Available data:
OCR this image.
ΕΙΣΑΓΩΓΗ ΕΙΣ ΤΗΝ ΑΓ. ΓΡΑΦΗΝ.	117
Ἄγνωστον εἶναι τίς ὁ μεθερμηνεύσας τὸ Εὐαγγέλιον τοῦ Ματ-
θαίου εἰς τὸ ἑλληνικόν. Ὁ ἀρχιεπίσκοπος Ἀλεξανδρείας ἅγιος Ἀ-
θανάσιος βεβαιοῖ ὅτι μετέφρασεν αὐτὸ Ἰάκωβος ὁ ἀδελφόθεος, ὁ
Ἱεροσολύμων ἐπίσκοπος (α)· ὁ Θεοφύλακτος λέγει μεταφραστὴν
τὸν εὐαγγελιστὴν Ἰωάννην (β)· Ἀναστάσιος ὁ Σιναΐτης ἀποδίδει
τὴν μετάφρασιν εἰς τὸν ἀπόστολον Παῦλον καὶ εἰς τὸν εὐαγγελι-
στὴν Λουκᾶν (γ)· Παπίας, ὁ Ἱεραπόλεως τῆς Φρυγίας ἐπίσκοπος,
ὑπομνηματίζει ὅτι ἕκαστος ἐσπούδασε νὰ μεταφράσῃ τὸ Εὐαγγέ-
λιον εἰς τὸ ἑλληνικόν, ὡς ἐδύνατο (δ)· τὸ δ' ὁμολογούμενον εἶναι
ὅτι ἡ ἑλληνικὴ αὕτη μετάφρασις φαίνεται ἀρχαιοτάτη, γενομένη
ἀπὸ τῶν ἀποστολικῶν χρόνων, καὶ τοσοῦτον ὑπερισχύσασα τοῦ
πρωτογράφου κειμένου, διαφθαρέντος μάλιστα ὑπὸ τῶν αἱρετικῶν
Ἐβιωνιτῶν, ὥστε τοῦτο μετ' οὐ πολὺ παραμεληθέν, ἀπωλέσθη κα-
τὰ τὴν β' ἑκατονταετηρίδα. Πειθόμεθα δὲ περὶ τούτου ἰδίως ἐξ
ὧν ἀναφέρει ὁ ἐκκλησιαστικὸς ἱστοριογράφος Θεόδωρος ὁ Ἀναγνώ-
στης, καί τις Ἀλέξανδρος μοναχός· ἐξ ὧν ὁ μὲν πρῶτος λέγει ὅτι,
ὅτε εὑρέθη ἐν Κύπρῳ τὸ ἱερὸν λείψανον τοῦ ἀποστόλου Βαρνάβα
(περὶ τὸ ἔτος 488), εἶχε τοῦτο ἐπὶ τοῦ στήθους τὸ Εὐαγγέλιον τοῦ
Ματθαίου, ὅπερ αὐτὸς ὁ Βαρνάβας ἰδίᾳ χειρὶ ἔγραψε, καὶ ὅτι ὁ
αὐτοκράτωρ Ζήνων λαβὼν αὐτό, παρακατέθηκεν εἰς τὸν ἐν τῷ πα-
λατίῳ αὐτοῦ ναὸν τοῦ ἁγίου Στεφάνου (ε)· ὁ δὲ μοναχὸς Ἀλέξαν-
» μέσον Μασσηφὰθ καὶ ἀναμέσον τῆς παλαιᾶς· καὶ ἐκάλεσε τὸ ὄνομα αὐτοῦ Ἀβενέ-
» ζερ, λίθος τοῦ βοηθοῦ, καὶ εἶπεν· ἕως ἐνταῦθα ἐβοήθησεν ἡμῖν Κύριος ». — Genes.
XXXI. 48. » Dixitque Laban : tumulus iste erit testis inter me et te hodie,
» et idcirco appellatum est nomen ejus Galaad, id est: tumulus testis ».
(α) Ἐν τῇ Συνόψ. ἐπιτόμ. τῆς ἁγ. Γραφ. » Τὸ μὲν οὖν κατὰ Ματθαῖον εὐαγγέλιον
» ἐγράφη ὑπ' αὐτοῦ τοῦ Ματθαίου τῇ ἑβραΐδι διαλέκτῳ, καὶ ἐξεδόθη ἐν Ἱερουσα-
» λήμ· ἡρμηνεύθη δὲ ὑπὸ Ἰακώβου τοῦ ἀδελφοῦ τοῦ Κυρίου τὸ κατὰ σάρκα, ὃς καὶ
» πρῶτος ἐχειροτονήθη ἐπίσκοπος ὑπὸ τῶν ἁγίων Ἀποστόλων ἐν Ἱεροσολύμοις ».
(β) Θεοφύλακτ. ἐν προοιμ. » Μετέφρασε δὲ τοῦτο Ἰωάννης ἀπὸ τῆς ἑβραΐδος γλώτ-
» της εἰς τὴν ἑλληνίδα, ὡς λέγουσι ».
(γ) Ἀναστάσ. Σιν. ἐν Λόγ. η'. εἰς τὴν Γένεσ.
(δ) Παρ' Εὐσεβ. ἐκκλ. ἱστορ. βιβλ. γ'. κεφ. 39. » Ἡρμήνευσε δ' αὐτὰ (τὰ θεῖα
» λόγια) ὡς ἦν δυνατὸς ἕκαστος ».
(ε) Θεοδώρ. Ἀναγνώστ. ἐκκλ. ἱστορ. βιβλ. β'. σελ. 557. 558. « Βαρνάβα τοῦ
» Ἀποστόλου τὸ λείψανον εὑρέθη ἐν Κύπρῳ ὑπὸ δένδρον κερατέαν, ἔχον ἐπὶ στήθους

Exercise directions: Going through the data, tally the lines containing "ἑλληνικόν" and report only the result.

Task solution: 2